## THE PROBLEM
Find all the lines with "mean" and gather them.

## EXERCISE MATERIALS

==================================================

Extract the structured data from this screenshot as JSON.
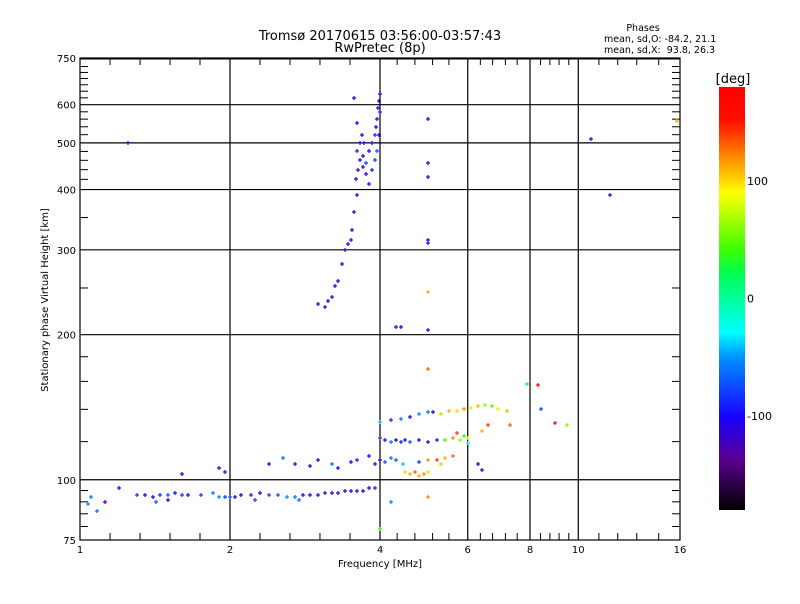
{
  "chart_data": {
    "type": "scatter",
    "title": "Tromsø 20170615 03:56:00-03:57:43",
    "subtitle": "RwPretec (8p)",
    "xlabel": "Frequency [MHz]",
    "ylabel": "Stationary phase Virtual Height [km]",
    "xscale": "log",
    "yscale": "log",
    "xlim": [
      1,
      16
    ],
    "ylim": [
      75,
      750
    ],
    "xticks": [
      {
        "v": 1,
        "label": "1"
      },
      {
        "v": 2,
        "label": "2"
      },
      {
        "v": 4,
        "label": "4"
      },
      {
        "v": 6,
        "label": "6"
      },
      {
        "v": 8,
        "label": "8"
      },
      {
        "v": 10,
        "label": "10"
      },
      {
        "v": 16,
        "label": "16"
      }
    ],
    "yticks": [
      {
        "v": 75,
        "label": "75"
      },
      {
        "v": 100,
        "label": "100"
      },
      {
        "v": 200,
        "label": "200"
      },
      {
        "v": 300,
        "label": "300"
      },
      {
        "v": 400,
        "label": "400"
      },
      {
        "v": 500,
        "label": "500"
      },
      {
        "v": 600,
        "label": "600"
      },
      {
        "v": 750,
        "label": "750"
      }
    ],
    "grid": true,
    "colorbar": {
      "label": "[deg]",
      "range": [
        -180,
        180
      ],
      "ticks": [
        {
          "v": 100,
          "label": "100"
        },
        {
          "v": 0,
          "label": "0"
        },
        {
          "v": -100,
          "label": "-100"
        }
      ]
    },
    "stats": {
      "heading": "Phases",
      "o_line": "mean, sd,O: -84.2, 21.1",
      "x_line": "mean, sd,X:  93.8, 26.3"
    },
    "point_fields": [
      "frequency_mhz",
      "height_km",
      "phase_deg"
    ],
    "points": [
      [
        3.0,
        232,
        -110
      ],
      [
        3.1,
        228,
        -120
      ],
      [
        3.15,
        235,
        -110
      ],
      [
        3.2,
        240,
        -130
      ],
      [
        3.25,
        252,
        -110
      ],
      [
        3.3,
        258,
        -100
      ],
      [
        3.35,
        280,
        -110
      ],
      [
        3.4,
        300,
        -110
      ],
      [
        3.45,
        308,
        -120
      ],
      [
        3.5,
        315,
        -110
      ],
      [
        3.52,
        330,
        -110
      ],
      [
        3.55,
        360,
        -110
      ],
      [
        3.6,
        390,
        -110
      ],
      [
        3.58,
        420,
        -100
      ],
      [
        3.62,
        440,
        -110
      ],
      [
        3.65,
        460,
        -100
      ],
      [
        3.6,
        480,
        -90
      ],
      [
        3.7,
        445,
        -110
      ],
      [
        3.7,
        470,
        -100
      ],
      [
        3.75,
        455,
        -80
      ],
      [
        3.72,
        500,
        -100
      ],
      [
        3.68,
        520,
        -110
      ],
      [
        3.8,
        480,
        -100
      ],
      [
        3.85,
        500,
        -110
      ],
      [
        3.9,
        520,
        -90
      ],
      [
        3.92,
        540,
        -100
      ],
      [
        3.95,
        560,
        -110
      ],
      [
        3.97,
        590,
        -100
      ],
      [
        3.98,
        610,
        -110
      ],
      [
        4.0,
        630,
        -100
      ],
      [
        3.9,
        460,
        -80
      ],
      [
        3.55,
        620,
        -110
      ],
      [
        3.6,
        550,
        -100
      ],
      [
        3.65,
        500,
        -110
      ],
      [
        3.85,
        440,
        -90
      ],
      [
        3.95,
        480,
        -70
      ],
      [
        4.0,
        580,
        -90
      ],
      [
        3.98,
        520,
        -100
      ],
      [
        3.75,
        430,
        -110
      ],
      [
        3.8,
        410,
        -100
      ],
      [
        1.25,
        500,
        -110
      ],
      [
        10.6,
        510,
        -110
      ],
      [
        11.6,
        390,
        -110
      ],
      [
        15.8,
        555,
        110
      ],
      [
        5.0,
        560,
        -100
      ],
      [
        5.0,
        455,
        -100
      ],
      [
        5.0,
        425,
        -110
      ],
      [
        5.0,
        315,
        -100
      ],
      [
        5.0,
        310,
        -100
      ],
      [
        5.0,
        245,
        110
      ],
      [
        5.0,
        205,
        -100
      ],
      [
        4.3,
        207,
        -110
      ],
      [
        4.4,
        207,
        -100
      ],
      [
        5.0,
        170,
        130
      ],
      [
        1.05,
        92,
        -60
      ],
      [
        1.04,
        89,
        -50
      ],
      [
        1.3,
        93,
        -80
      ],
      [
        1.35,
        93,
        -110
      ],
      [
        1.4,
        92,
        -100
      ],
      [
        1.45,
        93,
        -90
      ],
      [
        1.5,
        93,
        -70
      ],
      [
        1.55,
        94,
        -110
      ],
      [
        1.6,
        93,
        -80
      ],
      [
        1.65,
        93,
        -100
      ],
      [
        1.75,
        93,
        -80
      ],
      [
        1.85,
        94,
        -60
      ],
      [
        1.9,
        92,
        -50
      ],
      [
        1.95,
        92,
        -80
      ],
      [
        2.0,
        92,
        -70
      ],
      [
        2.05,
        92,
        -100
      ],
      [
        2.1,
        93,
        -110
      ],
      [
        2.2,
        93,
        -90
      ],
      [
        2.3,
        94,
        -100
      ],
      [
        2.4,
        93,
        -80
      ],
      [
        2.5,
        93,
        -70
      ],
      [
        2.6,
        92,
        -50
      ],
      [
        2.7,
        92,
        -60
      ],
      [
        2.8,
        93,
        -110
      ],
      [
        2.9,
        93,
        -100
      ],
      [
        3.0,
        93,
        -120
      ],
      [
        3.1,
        94,
        -110
      ],
      [
        3.2,
        94,
        -110
      ],
      [
        3.3,
        94,
        -120
      ],
      [
        3.4,
        95,
        -110
      ],
      [
        3.5,
        95,
        -100
      ],
      [
        3.6,
        95,
        -120
      ],
      [
        3.7,
        95,
        -110
      ],
      [
        3.8,
        96,
        -100
      ],
      [
        3.9,
        96,
        -90
      ],
      [
        1.95,
        104,
        -110
      ],
      [
        1.9,
        106,
        -110
      ],
      [
        1.2,
        96,
        -110
      ],
      [
        1.6,
        103,
        -110
      ],
      [
        2.55,
        111,
        -60
      ],
      [
        2.4,
        108,
        -100
      ],
      [
        4.0,
        79,
        40
      ],
      [
        4.2,
        90,
        -50
      ],
      [
        5.0,
        92,
        120
      ],
      [
        1.42,
        90,
        -70
      ],
      [
        1.5,
        91,
        -110
      ],
      [
        2.25,
        91,
        -80
      ],
      [
        2.75,
        91,
        -60
      ],
      [
        1.12,
        90,
        -120
      ],
      [
        1.08,
        86,
        -60
      ],
      [
        2.7,
        108,
        -110
      ],
      [
        2.9,
        107,
        -100
      ],
      [
        3.0,
        110,
        -110
      ],
      [
        3.2,
        108,
        -60
      ],
      [
        3.3,
        106,
        -100
      ],
      [
        3.5,
        109,
        -110
      ],
      [
        3.6,
        110,
        -90
      ],
      [
        3.8,
        112,
        -100
      ],
      [
        3.9,
        108,
        -120
      ],
      [
        4.0,
        110,
        -110
      ],
      [
        4.1,
        109,
        -70
      ],
      [
        4.2,
        111,
        -60
      ],
      [
        4.3,
        110,
        -70
      ],
      [
        4.45,
        108,
        -40
      ],
      [
        4.5,
        104,
        100
      ],
      [
        4.6,
        103,
        110
      ],
      [
        4.7,
        104,
        130
      ],
      [
        4.8,
        102,
        110
      ],
      [
        4.9,
        103,
        120
      ],
      [
        5.0,
        104,
        100
      ],
      [
        5.0,
        110,
        120
      ],
      [
        5.2,
        110,
        140
      ],
      [
        5.4,
        111,
        110
      ],
      [
        5.6,
        112,
        130
      ],
      [
        5.3,
        108,
        60
      ],
      [
        4.8,
        109,
        -80
      ],
      [
        6.3,
        108,
        -100
      ],
      [
        6.4,
        105,
        -120
      ],
      [
        4.0,
        122,
        -80
      ],
      [
        4.1,
        121,
        -100
      ],
      [
        4.2,
        120,
        -60
      ],
      [
        4.3,
        121,
        -110
      ],
      [
        4.4,
        120,
        -90
      ],
      [
        4.5,
        121,
        -100
      ],
      [
        4.6,
        120,
        -70
      ],
      [
        4.8,
        121,
        -100
      ],
      [
        5.0,
        120,
        -120
      ],
      [
        5.2,
        121,
        -90
      ],
      [
        5.4,
        121,
        40
      ],
      [
        5.6,
        122,
        120
      ],
      [
        5.8,
        121,
        60
      ],
      [
        5.9,
        123,
        40
      ],
      [
        6.0,
        122,
        80
      ],
      [
        5.7,
        125,
        140
      ],
      [
        6.0,
        119,
        -30
      ],
      [
        4.0,
        132,
        -40
      ],
      [
        4.2,
        133,
        -90
      ],
      [
        4.4,
        134,
        -60
      ],
      [
        4.6,
        135,
        -100
      ],
      [
        4.8,
        137,
        -50
      ],
      [
        5.0,
        138,
        -60
      ],
      [
        5.1,
        138,
        -110
      ],
      [
        5.3,
        137,
        60
      ],
      [
        5.5,
        139,
        110
      ],
      [
        5.7,
        139,
        100
      ],
      [
        5.9,
        140,
        120
      ],
      [
        6.1,
        141,
        80
      ],
      [
        6.3,
        142,
        110
      ],
      [
        6.5,
        143,
        60
      ],
      [
        6.7,
        142,
        50
      ],
      [
        6.9,
        140,
        80
      ],
      [
        7.2,
        139,
        110
      ],
      [
        6.6,
        130,
        140
      ],
      [
        6.4,
        126,
        110
      ],
      [
        7.3,
        130,
        130
      ],
      [
        7.9,
        158,
        0
      ],
      [
        8.3,
        157,
        170
      ],
      [
        8.4,
        140,
        -80
      ],
      [
        9.0,
        131,
        160
      ],
      [
        9.5,
        130,
        60
      ]
    ]
  }
}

==================================================

## COMPLETED EXERCISE
      "o_line": "mean, sd,O: -84.2, 21.1",
      "x_line": "mean, sd,X:  93.8, 26.3"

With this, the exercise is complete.